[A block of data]
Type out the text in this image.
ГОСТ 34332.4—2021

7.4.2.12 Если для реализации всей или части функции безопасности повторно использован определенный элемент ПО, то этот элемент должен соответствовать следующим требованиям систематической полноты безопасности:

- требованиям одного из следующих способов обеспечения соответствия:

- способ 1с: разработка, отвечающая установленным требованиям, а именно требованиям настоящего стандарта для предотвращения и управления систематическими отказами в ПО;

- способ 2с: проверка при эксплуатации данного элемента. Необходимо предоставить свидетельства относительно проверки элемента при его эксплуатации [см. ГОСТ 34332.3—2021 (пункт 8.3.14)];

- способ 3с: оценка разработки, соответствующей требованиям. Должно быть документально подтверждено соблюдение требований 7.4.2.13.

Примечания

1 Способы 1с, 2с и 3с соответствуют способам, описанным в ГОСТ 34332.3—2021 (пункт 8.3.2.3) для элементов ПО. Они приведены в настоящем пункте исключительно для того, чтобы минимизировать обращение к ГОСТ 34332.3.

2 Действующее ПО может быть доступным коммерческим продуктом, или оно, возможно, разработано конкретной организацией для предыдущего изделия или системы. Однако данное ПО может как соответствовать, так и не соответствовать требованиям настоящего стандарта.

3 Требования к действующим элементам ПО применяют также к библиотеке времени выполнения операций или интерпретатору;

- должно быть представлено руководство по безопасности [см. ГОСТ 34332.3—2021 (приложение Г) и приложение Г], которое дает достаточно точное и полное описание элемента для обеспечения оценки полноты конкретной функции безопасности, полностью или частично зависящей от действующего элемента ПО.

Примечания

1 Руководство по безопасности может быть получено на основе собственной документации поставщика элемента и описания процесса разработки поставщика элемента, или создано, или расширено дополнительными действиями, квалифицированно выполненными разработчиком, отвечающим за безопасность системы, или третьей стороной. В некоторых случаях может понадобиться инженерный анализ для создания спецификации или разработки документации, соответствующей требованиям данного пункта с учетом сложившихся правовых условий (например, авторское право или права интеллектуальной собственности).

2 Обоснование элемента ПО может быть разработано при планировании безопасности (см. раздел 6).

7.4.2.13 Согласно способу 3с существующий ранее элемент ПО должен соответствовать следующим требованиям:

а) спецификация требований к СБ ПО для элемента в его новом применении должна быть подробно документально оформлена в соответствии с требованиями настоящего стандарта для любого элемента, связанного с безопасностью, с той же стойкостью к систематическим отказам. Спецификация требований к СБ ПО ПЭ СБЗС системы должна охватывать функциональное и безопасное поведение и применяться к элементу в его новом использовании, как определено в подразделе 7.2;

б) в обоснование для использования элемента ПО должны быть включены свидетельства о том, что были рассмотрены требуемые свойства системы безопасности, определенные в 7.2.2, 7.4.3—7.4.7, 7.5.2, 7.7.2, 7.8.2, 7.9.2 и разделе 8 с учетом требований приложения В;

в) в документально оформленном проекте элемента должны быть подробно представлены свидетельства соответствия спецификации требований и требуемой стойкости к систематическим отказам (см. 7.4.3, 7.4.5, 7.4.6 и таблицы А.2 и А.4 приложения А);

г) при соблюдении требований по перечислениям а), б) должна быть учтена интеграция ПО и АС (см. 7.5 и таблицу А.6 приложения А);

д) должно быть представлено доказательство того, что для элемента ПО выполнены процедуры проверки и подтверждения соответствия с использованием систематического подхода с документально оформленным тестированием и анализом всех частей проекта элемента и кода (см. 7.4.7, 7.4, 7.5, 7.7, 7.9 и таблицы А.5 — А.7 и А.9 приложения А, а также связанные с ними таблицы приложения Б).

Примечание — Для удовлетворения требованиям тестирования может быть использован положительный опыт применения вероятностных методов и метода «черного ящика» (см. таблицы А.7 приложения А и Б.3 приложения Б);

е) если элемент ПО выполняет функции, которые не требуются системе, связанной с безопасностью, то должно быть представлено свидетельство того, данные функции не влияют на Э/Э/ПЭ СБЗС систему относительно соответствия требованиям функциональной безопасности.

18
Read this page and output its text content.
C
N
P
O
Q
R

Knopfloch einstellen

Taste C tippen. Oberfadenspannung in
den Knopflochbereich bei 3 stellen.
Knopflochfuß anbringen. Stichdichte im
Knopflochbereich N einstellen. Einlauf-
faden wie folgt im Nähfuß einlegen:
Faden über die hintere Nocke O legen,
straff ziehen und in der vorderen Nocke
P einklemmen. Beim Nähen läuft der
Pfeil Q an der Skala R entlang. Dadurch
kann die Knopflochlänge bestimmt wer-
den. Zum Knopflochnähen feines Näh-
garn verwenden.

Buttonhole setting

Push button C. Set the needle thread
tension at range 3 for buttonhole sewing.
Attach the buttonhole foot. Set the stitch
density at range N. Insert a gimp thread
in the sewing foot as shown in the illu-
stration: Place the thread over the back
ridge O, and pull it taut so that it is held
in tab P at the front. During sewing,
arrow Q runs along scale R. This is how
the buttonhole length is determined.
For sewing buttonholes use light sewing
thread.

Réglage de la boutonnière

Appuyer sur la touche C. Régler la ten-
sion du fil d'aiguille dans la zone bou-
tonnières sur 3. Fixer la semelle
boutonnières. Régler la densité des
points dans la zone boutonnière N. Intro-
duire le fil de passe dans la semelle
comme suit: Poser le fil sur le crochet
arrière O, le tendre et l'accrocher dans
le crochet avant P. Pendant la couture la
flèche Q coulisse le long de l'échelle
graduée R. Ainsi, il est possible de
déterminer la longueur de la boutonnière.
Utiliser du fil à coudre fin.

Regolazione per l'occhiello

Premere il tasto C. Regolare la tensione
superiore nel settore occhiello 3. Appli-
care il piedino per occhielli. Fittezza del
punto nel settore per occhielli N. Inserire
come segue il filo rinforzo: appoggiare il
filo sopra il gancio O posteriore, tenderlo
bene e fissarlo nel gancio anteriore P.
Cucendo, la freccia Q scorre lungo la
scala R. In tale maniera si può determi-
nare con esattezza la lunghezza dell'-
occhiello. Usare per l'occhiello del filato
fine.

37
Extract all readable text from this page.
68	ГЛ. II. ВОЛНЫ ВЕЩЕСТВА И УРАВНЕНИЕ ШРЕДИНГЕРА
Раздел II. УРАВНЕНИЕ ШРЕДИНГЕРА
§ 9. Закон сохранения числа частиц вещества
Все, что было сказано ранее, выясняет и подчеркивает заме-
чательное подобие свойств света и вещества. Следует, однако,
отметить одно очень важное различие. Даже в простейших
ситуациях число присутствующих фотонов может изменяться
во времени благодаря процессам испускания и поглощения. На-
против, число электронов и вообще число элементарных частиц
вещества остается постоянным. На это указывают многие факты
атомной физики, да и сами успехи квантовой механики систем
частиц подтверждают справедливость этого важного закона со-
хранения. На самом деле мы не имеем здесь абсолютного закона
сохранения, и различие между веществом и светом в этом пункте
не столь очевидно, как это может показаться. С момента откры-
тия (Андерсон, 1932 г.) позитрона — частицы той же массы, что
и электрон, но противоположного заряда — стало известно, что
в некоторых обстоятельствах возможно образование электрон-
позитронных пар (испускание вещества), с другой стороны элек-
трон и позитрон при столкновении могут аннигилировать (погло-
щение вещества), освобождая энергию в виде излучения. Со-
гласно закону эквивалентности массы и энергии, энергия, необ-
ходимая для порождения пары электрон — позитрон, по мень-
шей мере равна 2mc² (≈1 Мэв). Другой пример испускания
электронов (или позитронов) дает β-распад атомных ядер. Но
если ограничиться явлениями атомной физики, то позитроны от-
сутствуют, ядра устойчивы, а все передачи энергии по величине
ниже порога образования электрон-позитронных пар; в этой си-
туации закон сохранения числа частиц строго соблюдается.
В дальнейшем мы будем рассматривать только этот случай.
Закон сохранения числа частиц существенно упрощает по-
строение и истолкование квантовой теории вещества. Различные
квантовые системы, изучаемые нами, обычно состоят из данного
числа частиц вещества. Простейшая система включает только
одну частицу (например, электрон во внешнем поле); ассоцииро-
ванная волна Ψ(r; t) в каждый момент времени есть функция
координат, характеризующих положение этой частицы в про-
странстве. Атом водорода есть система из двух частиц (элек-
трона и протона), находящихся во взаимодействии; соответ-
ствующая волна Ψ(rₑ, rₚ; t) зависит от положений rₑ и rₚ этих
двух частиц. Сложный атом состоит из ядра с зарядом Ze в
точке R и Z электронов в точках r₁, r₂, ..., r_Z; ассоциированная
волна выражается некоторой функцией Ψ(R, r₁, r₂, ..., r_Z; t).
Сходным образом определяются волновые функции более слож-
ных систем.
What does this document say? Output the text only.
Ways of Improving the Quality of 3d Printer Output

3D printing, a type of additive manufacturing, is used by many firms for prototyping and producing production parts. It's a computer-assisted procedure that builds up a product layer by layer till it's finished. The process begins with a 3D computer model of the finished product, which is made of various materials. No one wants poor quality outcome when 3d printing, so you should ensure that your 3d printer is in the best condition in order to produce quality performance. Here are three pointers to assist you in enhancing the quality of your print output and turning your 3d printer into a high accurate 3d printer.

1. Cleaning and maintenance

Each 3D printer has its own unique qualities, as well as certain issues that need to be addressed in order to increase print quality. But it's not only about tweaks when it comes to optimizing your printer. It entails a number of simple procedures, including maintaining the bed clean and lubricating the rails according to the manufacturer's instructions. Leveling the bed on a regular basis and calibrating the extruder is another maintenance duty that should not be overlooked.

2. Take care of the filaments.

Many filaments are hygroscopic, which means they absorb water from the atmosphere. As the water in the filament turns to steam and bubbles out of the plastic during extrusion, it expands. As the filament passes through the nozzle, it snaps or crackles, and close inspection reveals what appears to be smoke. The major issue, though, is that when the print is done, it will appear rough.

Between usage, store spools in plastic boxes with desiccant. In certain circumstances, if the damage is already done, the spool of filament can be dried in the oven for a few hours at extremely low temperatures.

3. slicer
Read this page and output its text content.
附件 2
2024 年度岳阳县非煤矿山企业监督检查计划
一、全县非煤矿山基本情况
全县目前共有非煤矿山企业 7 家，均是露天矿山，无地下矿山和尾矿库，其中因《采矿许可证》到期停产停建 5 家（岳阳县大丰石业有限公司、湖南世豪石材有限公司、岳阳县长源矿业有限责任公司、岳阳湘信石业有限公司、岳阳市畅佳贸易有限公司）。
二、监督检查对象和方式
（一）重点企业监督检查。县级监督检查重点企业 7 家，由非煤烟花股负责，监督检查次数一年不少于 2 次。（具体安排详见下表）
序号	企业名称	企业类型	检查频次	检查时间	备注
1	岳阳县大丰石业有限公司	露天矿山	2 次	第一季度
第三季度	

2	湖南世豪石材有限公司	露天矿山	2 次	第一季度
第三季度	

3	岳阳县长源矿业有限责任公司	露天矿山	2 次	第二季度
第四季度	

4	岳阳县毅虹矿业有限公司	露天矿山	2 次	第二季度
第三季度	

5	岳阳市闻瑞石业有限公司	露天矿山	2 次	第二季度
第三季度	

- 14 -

> Work instructions
Read through the data and copy every line where "времени" shows up.

> Solved exercise
3 Требования к действующим элементам ПО применяют также к библиотеке времени выполнения операций или интерпретатору;
во времени благодаря процессам испускания и поглощения. На-
ванная волна Ψ(r; t) в каждый момент времени есть функция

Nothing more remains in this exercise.